TASK DETAILS = Each line below should be reproduced without any alteration.

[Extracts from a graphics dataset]
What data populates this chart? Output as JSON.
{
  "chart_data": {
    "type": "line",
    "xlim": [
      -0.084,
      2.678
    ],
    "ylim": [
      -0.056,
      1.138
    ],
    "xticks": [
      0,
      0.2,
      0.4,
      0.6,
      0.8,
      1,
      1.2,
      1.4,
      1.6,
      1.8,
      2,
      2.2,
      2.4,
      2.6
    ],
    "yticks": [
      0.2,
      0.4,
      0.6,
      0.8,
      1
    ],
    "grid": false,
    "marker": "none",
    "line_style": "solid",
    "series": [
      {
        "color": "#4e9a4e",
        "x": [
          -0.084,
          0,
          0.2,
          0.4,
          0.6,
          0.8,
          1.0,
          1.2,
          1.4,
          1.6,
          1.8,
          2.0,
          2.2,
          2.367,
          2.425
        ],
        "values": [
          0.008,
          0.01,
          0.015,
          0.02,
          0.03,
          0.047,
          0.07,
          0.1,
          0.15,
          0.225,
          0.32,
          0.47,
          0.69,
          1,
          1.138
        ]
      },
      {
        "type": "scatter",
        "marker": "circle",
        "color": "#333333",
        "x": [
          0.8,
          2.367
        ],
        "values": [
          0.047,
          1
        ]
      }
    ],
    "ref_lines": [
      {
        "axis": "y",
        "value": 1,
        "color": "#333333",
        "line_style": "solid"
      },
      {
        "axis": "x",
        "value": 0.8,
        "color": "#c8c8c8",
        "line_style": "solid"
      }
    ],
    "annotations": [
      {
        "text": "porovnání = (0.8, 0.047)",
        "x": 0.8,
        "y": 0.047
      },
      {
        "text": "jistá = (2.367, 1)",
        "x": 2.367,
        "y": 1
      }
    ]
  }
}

EXPECTED ANSWER =
What data populates this chart? Output as JSON.
{
  "chart_data": {
    "type": "line",
    "xlim": [
      -0.084,
      2.678
    ],
    "ylim": [
      -0.056,
      1.138
    ],
    "xticks": [
      0,
      0.2,
      0.4,
      0.6,
      0.8,
      1,
      1.2,
      1.4,
      1.6,
      1.8,
      2,
      2.2,
      2.4,
      2.6
    ],
    "yticks": [
      0.2,
      0.4,
      0.6,
      0.8,
      1
    ],
    "grid": false,
    "marker": "none",
    "line_style": "solid",
    "series": [
      {
        "color": "#4e9a4e",
        "x": [
          -0.084,
          0,
          0.2,
          0.4,
          0.6,
          0.8,
          1.0,
          1.2,
          1.4,
          1.6,
          1.8,
          2.0,
          2.2,
          2.367,
          2.425
        ],
        "values": [
          0.008,
          0.01,
          0.015,
          0.02,
          0.03,
          0.047,
          0.07,
          0.1,
          0.15,
          0.225,
          0.32,
          0.47,
          0.69,
          1,
          1.138
        ]
      },
      {
        "type": "scatter",
        "marker": "circle",
        "color": "#333333",
        "x": [
          0.8,
          2.367
        ],
        "values": [
          0.047,
          1
        ]
      }
    ],
    "ref_lines": [
      {
        "axis": "y",
        "value": 1,
        "color": "#333333",
        "line_style": "solid"
      },
      {
        "axis": "x",
        "value": 0.8,
        "color": "#c8c8c8",
        "line_style": "solid"
      }
    ],
    "annotations": [
      {
        "text": "porovnání = (0.8, 0.047)",
        "x": 0.8,
        "y": 0.047
      },
      {
        "text": "jistá = (2.367, 1)",
        "x": 2.367,
        "y": 1
      }
    ]
  }
}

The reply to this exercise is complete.